(DATA SUPPLIED)
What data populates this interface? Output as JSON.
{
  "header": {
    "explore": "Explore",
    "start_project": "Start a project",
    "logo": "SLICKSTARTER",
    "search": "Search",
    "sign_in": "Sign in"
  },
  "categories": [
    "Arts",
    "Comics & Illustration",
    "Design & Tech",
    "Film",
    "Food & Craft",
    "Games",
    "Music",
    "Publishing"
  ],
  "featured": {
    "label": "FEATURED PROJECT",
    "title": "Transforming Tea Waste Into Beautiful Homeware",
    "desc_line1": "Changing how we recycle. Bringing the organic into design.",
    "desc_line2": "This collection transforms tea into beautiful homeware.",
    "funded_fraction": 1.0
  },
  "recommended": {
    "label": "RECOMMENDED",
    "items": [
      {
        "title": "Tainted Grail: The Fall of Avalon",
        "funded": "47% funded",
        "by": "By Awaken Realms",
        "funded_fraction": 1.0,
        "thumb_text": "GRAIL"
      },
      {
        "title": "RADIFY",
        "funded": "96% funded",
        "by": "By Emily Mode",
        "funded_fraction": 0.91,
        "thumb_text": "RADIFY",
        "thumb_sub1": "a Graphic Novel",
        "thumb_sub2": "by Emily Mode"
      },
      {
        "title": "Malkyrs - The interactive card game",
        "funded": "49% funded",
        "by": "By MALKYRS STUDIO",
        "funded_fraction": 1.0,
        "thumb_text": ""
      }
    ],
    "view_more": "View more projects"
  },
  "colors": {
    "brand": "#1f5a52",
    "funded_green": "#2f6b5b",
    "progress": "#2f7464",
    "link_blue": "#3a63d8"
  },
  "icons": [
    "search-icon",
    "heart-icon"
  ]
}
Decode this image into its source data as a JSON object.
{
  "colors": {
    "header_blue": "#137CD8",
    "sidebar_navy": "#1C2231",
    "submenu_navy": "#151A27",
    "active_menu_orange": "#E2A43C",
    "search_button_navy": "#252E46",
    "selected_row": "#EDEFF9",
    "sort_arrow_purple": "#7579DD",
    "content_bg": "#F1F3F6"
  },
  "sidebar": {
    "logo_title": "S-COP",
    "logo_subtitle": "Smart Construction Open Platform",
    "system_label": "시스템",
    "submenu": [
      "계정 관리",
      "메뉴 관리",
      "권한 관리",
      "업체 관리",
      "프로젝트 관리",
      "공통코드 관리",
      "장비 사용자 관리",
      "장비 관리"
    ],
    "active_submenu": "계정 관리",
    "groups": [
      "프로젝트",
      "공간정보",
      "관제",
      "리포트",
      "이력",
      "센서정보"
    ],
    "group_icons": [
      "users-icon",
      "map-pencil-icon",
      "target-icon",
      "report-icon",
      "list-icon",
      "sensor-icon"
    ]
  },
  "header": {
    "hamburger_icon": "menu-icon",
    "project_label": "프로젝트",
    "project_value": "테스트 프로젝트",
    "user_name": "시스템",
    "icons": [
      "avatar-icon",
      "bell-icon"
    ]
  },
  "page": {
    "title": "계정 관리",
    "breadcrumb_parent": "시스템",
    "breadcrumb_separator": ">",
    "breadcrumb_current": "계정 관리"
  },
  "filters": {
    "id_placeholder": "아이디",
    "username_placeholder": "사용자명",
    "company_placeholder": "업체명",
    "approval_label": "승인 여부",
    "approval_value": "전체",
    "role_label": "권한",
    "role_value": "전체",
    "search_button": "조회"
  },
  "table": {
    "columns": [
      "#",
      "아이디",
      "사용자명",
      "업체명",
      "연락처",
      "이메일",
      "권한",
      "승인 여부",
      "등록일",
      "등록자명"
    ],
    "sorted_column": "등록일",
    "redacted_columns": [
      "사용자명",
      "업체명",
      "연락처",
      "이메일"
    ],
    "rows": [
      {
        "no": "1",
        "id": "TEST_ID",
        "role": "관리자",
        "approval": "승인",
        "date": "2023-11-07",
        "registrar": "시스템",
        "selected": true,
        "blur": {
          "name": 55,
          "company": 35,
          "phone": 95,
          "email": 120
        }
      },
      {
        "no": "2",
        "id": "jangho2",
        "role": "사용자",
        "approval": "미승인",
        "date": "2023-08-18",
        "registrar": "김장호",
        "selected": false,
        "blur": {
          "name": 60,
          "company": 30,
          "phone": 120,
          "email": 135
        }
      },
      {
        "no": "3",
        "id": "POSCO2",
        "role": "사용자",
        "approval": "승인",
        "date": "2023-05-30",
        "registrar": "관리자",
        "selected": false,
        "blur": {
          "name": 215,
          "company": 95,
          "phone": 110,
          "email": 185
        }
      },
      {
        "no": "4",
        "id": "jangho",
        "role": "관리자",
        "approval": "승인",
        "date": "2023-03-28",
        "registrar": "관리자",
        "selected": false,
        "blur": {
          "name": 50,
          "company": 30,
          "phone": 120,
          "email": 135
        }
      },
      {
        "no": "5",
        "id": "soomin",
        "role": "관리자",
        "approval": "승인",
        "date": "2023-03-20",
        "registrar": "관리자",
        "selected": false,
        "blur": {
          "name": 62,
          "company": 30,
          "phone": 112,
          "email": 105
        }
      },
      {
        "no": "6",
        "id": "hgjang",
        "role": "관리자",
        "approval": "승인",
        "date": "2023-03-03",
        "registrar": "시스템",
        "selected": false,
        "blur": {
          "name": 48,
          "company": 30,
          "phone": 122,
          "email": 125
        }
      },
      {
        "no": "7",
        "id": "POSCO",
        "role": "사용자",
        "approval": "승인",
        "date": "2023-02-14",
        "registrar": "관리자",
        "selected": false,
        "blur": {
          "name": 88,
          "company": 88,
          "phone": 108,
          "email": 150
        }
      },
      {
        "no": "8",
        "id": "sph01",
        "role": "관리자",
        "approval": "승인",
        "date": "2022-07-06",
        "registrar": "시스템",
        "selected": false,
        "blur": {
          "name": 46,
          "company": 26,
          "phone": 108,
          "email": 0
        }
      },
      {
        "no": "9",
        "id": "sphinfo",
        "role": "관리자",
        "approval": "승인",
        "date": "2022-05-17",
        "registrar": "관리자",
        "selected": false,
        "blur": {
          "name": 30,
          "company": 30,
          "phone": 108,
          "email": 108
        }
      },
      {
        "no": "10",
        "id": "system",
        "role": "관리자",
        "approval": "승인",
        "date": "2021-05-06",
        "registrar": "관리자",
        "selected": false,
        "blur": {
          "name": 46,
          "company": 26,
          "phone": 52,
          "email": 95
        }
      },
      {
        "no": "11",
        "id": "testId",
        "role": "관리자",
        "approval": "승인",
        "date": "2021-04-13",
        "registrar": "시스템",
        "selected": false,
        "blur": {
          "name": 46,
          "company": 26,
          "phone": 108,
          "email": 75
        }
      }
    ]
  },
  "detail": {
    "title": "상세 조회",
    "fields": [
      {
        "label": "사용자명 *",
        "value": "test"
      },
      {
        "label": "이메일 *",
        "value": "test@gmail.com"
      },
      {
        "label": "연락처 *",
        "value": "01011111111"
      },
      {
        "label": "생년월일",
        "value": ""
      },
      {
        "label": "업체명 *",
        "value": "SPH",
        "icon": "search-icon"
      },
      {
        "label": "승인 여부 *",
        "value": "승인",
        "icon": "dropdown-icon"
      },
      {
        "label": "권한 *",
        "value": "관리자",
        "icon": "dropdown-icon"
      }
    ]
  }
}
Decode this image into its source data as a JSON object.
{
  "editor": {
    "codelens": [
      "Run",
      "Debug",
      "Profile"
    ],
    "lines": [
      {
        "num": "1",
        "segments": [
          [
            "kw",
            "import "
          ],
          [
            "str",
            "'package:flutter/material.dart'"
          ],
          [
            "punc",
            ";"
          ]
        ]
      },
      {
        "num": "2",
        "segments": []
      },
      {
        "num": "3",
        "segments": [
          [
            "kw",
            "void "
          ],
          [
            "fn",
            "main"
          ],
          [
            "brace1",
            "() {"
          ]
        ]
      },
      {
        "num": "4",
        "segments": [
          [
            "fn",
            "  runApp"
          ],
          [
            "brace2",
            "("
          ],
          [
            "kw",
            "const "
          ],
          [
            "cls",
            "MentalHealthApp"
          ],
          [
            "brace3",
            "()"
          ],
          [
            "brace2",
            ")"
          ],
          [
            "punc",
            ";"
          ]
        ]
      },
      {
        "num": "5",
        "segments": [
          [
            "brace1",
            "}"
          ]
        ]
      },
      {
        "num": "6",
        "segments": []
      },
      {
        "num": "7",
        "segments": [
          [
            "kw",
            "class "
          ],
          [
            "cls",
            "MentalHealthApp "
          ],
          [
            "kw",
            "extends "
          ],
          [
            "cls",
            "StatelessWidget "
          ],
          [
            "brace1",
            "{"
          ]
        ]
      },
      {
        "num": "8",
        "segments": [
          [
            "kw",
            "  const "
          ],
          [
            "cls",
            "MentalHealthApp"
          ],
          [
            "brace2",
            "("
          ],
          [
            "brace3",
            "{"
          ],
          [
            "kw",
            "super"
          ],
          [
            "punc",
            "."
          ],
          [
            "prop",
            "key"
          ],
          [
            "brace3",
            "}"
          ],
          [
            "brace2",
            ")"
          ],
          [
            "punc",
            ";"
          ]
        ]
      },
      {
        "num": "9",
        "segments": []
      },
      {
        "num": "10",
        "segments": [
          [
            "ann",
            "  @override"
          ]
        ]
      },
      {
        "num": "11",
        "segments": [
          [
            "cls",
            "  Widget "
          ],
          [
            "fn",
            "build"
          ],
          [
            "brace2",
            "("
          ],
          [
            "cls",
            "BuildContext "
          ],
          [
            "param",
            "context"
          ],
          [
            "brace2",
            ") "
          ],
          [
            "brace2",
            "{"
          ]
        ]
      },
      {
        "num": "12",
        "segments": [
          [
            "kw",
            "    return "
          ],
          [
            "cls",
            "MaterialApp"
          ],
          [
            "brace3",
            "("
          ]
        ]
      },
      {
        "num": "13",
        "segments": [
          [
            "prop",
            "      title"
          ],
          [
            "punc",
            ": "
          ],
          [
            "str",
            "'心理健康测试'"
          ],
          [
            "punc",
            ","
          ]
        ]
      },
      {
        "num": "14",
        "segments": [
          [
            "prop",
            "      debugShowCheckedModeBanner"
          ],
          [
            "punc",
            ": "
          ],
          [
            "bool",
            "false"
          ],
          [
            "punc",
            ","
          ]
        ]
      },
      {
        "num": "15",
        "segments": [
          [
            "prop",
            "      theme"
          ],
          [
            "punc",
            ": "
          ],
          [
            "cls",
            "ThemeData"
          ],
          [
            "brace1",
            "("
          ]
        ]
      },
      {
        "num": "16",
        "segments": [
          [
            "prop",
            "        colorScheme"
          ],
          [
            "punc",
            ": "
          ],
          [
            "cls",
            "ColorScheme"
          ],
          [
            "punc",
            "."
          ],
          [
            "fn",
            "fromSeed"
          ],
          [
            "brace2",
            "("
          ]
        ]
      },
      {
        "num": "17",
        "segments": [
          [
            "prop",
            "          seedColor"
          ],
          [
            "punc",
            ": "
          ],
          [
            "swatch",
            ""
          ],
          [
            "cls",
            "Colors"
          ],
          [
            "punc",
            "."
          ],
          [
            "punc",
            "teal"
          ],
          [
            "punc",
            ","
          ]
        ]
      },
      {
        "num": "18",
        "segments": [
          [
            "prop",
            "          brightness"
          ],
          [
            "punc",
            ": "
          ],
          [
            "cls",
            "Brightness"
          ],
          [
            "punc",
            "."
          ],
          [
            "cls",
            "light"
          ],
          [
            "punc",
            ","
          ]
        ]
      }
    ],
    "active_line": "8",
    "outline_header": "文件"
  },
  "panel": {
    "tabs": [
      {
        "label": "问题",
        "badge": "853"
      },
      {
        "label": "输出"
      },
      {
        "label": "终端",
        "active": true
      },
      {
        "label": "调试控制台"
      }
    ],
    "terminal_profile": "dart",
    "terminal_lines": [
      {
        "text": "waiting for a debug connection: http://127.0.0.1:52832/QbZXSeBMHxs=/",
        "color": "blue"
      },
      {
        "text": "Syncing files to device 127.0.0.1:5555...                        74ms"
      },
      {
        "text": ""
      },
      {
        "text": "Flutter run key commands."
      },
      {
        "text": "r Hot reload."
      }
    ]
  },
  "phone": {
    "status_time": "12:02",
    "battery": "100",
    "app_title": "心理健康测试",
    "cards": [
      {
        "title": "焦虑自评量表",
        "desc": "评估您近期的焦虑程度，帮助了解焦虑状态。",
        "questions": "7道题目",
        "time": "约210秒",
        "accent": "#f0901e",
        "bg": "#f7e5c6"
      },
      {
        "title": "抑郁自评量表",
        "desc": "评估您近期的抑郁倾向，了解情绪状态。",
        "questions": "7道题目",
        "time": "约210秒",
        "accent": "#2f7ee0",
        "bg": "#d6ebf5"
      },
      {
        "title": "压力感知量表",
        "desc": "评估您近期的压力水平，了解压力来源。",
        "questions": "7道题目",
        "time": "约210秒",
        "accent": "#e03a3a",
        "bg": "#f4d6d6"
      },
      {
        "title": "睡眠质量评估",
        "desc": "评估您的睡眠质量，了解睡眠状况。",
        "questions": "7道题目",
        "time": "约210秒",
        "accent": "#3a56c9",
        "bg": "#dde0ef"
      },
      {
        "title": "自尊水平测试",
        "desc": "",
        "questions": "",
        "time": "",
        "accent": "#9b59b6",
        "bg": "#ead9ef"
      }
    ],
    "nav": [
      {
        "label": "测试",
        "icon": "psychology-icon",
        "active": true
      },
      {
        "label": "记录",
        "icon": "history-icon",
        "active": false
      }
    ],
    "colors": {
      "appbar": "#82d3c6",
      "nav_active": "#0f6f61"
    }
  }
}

(AIM OF THE EXERCISE)
Check every line of the data, and copy the ones that contain "Emily".

(RESULT OF THIS TASK)
        "by": "By Emily Mode",
        "thumb_sub2": "by Emily Mode"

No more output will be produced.